Excerpt from a dataset:
========
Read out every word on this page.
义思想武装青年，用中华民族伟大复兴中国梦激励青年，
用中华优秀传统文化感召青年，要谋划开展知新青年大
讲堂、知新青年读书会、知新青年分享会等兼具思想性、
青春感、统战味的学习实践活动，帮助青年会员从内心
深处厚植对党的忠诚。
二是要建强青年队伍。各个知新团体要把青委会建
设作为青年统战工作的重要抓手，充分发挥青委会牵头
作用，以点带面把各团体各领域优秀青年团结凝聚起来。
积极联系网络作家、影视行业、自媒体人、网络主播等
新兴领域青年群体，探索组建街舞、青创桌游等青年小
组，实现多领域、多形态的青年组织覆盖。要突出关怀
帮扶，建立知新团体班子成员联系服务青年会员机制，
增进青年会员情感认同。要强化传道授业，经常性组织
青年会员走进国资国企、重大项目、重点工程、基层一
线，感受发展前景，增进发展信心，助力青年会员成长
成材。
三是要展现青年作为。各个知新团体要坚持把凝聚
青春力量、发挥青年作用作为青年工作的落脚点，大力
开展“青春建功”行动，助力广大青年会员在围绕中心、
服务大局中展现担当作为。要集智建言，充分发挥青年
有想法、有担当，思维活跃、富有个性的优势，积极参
========
[Task to complete]
Reproduce every line above without error.

[The completed task]
Read out every word on this page.
义思想武装青年，用中华民族伟大复兴中国梦激励青年，
用中华优秀传统文化感召青年，要谋划开展知新青年大
讲堂、知新青年读书会、知新青年分享会等兼具思想性、
青春感、统战味的学习实践活动，帮助青年会员从内心
深处厚植对党的忠诚。
二是要建强青年队伍。各个知新团体要把青委会建
设作为青年统战工作的重要抓手，充分发挥青委会牵头
作用，以点带面把各团体各领域优秀青年团结凝聚起来。
积极联系网络作家、影视行业、自媒体人、网络主播等
新兴领域青年群体，探索组建街舞、青创桌游等青年小
组，实现多领域、多形态的青年组织覆盖。要突出关怀
帮扶，建立知新团体班子成员联系服务青年会员机制，
增进青年会员情感认同。要强化传道授业，经常性组织
青年会员走进国资国企、重大项目、重点工程、基层一
线，感受发展前景，增进发展信心，助力青年会员成长
成材。
三是要展现青年作为。各个知新团体要坚持把凝聚
青春力量、发挥青年作用作为青年工作的落脚点，大力
开展“青春建功”行动，助力广大青年会员在围绕中心、
服务大局中展现担当作为。要集智建言，充分发挥青年
有想法、有担当，思维活跃、富有个性的优势，积极参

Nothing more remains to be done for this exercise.